짧은 문제: NSMC 감정 분석 글의 마지막 문장 다음부터 내용을 이어서 작성하세요.

제공된 글:
————

NSMC 감성분석 - 감정분석

NSMC로 감정 분석(텍스트 분류) 하기

Reference : https://www.kdnuggets.com/2018/03/5-things-sentiment-analysis-classification.html

1. 감정분석이란?

Natural Language Processing, Text Analysis, Computational Lingustics, biometrics 같은 방법을 이용하여 텍스트에 숨겨져있는 저자의 의도나 정보를 찾아내는 모든 방법들을 말한다.
Opinion Mining, Sentiment Mining, Subjectivity Analysis 라고도 불리기도 한다.
초반의 방법들은 텍스트의 극성(Polarity)를 찾기 위해 많이 시도되었다. 대표적인 예로 긍정/부정으로 나누는 케이스가 있다.
감정 분석은 크게 Knowledge-based approach, Machine Learning-based approach가 있다.

Knowledge-based는 알려진 어구, 어미, 관용 표현등을 활용하여 이미 문서들을 human expert가 평가한 데이터를 가져와 평가하는 방법이다.

ML-based approach는 supervised, unsupervised 방법이 있다. 최근 pretrained Language Model이 비약적으로 발달함에 따라 unsupervised 방법의 성능도 많이 높아졌지만, 아직까지는 성능면에선 supervised가 월등히 높다.

따라서, 가장 많이 쓰이는 방법인 text classification으로서의 sentiment analysis를 공부해보고, 추가적으로 생각해볼 여러 가지 이슈에 대해 고민해보는 시간을 가진다.

2. 텍스트 분류란?

벡터 형태로 표현된 텍스트를 말그대로 분류하는 방법이다.
DNN이 비약적으로 성능 향상을 가져오기 전까지는 SVM이 가장 많이 사용되었다.
현재는 CNN, LSTM을 분류 모델로 가장 많이 사용한다.
실제로 텍스트 분류 작업은 큰 범위에서 대부분의 NLP downstream task를 포함한다.
하나의 예로, Siamese Network라는 걸 통해서 Question-Answering pair를 학습하게 되면, 분류의 기준이 “특정 질문에 맞는 정답을 잘 골랐는가 아닌가(0 / 1)”를 해결하는 문제로 바뀌게 된다.

————

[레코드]

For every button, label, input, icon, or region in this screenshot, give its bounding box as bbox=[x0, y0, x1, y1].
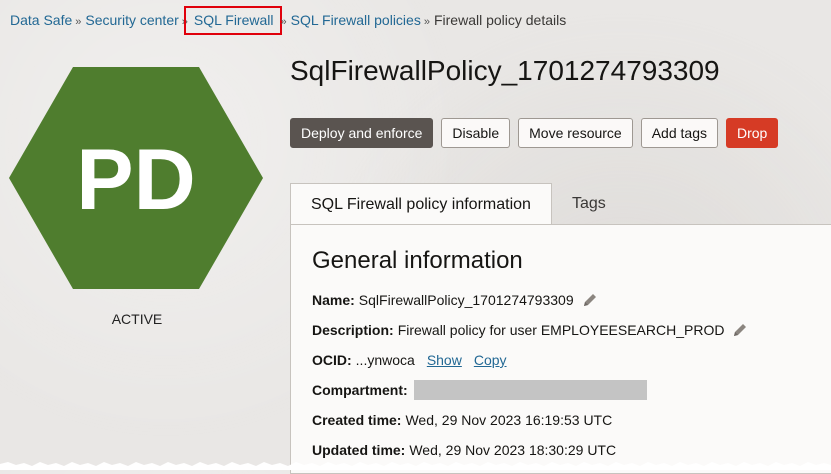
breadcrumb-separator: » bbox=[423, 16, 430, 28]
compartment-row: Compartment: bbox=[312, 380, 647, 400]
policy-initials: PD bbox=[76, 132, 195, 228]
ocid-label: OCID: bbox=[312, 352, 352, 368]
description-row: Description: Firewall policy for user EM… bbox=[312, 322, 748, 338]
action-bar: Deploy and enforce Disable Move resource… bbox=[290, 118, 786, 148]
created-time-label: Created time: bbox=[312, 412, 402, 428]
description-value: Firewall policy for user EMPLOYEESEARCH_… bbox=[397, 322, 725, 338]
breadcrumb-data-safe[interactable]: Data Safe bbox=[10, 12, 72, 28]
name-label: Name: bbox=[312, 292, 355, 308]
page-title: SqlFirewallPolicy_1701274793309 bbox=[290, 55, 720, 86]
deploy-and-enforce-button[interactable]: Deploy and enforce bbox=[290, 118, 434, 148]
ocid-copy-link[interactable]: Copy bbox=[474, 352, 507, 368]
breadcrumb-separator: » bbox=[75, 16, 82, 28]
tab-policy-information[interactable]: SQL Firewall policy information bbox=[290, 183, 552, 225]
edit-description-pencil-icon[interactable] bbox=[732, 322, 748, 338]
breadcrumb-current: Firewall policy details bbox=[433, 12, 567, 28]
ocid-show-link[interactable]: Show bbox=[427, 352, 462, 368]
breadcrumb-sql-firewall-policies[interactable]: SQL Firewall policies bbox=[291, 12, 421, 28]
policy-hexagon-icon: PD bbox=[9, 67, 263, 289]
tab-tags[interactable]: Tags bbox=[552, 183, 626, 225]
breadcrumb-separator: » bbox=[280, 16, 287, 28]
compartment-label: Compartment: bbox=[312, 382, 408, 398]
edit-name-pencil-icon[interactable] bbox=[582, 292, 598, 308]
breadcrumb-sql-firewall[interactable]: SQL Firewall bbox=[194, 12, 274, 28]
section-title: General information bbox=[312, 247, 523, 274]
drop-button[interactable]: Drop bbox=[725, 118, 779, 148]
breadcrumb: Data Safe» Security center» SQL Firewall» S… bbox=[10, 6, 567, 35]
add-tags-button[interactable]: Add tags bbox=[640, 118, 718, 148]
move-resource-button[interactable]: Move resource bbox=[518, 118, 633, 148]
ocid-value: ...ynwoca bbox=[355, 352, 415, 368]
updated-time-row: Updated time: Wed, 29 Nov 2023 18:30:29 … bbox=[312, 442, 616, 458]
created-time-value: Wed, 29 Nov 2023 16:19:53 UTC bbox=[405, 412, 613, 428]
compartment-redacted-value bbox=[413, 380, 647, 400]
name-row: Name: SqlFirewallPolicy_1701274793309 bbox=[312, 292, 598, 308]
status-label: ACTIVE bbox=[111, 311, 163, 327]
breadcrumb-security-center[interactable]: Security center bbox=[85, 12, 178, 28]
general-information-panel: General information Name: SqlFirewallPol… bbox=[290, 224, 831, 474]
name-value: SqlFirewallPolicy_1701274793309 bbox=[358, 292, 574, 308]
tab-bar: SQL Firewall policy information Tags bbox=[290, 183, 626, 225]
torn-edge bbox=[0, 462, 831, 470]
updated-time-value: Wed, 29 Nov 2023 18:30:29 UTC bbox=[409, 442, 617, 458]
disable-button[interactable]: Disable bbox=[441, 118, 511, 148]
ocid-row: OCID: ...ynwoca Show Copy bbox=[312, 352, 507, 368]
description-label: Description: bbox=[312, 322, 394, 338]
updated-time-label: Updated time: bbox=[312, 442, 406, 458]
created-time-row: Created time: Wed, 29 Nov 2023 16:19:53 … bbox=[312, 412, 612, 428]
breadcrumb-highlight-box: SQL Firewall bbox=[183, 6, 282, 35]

————

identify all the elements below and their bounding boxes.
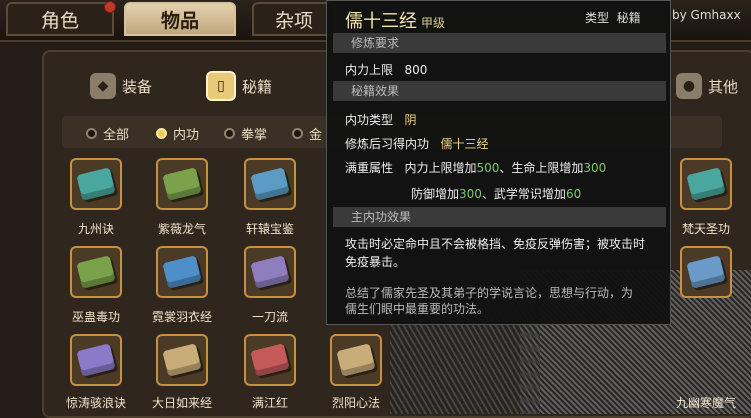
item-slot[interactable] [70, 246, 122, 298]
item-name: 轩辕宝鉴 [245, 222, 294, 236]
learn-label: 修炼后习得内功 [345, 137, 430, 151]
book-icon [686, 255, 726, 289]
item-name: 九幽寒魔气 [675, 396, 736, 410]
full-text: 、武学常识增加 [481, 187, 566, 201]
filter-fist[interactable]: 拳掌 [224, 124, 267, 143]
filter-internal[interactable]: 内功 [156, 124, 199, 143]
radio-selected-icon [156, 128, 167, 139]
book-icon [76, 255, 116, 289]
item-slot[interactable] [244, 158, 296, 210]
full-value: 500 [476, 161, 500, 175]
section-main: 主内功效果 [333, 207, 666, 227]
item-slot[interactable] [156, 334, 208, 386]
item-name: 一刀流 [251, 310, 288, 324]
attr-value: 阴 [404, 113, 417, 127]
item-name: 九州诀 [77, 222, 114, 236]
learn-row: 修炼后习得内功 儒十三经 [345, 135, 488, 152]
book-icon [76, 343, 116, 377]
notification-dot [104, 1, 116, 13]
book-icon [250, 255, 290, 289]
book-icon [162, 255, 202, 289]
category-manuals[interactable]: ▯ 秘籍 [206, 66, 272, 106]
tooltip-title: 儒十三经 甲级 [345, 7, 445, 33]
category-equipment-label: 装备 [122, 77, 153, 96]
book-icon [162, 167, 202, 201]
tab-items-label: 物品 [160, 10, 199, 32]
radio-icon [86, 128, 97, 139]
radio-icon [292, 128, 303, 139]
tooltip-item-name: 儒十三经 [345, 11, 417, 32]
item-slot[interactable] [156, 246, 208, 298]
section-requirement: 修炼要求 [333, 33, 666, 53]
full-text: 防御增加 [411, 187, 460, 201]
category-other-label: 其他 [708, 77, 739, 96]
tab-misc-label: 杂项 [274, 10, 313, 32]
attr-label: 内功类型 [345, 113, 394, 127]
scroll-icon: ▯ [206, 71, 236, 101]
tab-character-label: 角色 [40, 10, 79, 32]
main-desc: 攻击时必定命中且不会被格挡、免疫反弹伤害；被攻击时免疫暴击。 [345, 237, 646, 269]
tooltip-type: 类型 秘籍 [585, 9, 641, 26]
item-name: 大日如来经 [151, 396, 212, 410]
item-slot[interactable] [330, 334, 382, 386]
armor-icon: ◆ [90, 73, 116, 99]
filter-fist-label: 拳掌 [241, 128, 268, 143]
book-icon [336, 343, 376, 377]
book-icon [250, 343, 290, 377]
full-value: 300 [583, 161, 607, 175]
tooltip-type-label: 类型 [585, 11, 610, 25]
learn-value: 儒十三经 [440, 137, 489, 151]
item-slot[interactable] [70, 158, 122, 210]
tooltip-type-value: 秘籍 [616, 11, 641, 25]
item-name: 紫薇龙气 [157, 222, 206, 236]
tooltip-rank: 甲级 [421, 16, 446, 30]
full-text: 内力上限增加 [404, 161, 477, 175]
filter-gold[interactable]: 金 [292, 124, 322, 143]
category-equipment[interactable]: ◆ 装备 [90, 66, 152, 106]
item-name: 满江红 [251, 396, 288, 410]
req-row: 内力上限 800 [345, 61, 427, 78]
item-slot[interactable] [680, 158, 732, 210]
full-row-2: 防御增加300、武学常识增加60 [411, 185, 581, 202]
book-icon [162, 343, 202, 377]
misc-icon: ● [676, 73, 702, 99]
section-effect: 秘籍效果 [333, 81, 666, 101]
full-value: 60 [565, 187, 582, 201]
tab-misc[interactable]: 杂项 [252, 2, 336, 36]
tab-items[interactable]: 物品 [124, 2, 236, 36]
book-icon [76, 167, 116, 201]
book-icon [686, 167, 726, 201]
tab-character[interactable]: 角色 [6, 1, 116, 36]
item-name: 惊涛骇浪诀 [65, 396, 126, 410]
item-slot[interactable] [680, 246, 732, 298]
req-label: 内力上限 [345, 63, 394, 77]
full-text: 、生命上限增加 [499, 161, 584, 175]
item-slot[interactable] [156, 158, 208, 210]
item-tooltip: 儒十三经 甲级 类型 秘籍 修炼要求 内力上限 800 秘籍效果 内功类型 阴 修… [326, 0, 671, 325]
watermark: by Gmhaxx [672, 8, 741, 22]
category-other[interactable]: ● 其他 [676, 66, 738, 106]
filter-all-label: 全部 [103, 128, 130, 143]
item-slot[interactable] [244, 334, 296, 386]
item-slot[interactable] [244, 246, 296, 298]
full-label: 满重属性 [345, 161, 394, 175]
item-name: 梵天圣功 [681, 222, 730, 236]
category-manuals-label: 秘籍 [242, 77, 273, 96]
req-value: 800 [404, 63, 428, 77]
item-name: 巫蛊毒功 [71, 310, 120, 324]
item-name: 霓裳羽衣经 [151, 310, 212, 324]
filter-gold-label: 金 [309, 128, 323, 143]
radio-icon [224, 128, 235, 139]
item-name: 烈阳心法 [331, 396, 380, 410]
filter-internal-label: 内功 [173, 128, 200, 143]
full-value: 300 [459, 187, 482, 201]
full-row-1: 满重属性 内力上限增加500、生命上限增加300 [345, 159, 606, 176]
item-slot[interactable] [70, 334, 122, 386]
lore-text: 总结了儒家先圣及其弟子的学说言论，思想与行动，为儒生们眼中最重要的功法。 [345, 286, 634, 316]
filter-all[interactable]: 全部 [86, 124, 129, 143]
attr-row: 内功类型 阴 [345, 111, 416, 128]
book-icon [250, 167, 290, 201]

————

정답:
3. scikit-learn으로 NSMC 감정분석 하기

저번 시간에 했던 코드를 그대로 가져와, nsmc를 불러옵니다.

def read_documents(filename):
    with open(filename, encoding='utf-8') as f:
        documents = [line.split('\t') for line in f.read().splitlines()]
        documents = documents[1:]
        
    return documents
    
train_docs = read_documents("ratings_train.txt")
test_docs = read_documents("ratings_test.txt")

print(len(train_docs))
print(len(test_docs))

150000
50000

def text_cleaning(doc):
    # 한국어를 제외한 글자를 제거하는 함수.
    
    doc = re.sub("[^ㄱ-ㅎㅏ-ㅣ가-힣 ]", "", doc)
        
    return doc

def define_stopwords(path):
    
    SW = set()
    # 불용어를 추가하는 방법 1.
    # SW.add("있다")
    
    # 불용어를 추가하는 방법 2.
    # stopwords-ko.txt에 직접 추가
    
    with open(path) as f:
        for word in f:
            SW.add(word)
            
    return SW

def text_tokenizing(doc):
    return [word for word in mecab.morphs(doc) if word not in SW and len(word) > 1]
    
    # wordcloud를 위해 명사만 추출하는 경우.
    #return [word for word in mecab.nouns(doc) if word not in SW and len(word) > 1]

불러온 데이터를 품사 태그를 붙여서 토크나이징합니다.

from konlpy.tag import Mecab
from konlpy.tag import Okt
import json
import os
import re
from pprint import pprint

okt = Okt()
mecab = Mecab(dicpath='C:\mecab\mecab-ko-dic')

SW = define_stopwords("stopwords-ko.txt")

if os.path.exists('train_docs.json'):
    with open("train_docs.json", encoding='utf-8') as f:
        train_data = json.load(f)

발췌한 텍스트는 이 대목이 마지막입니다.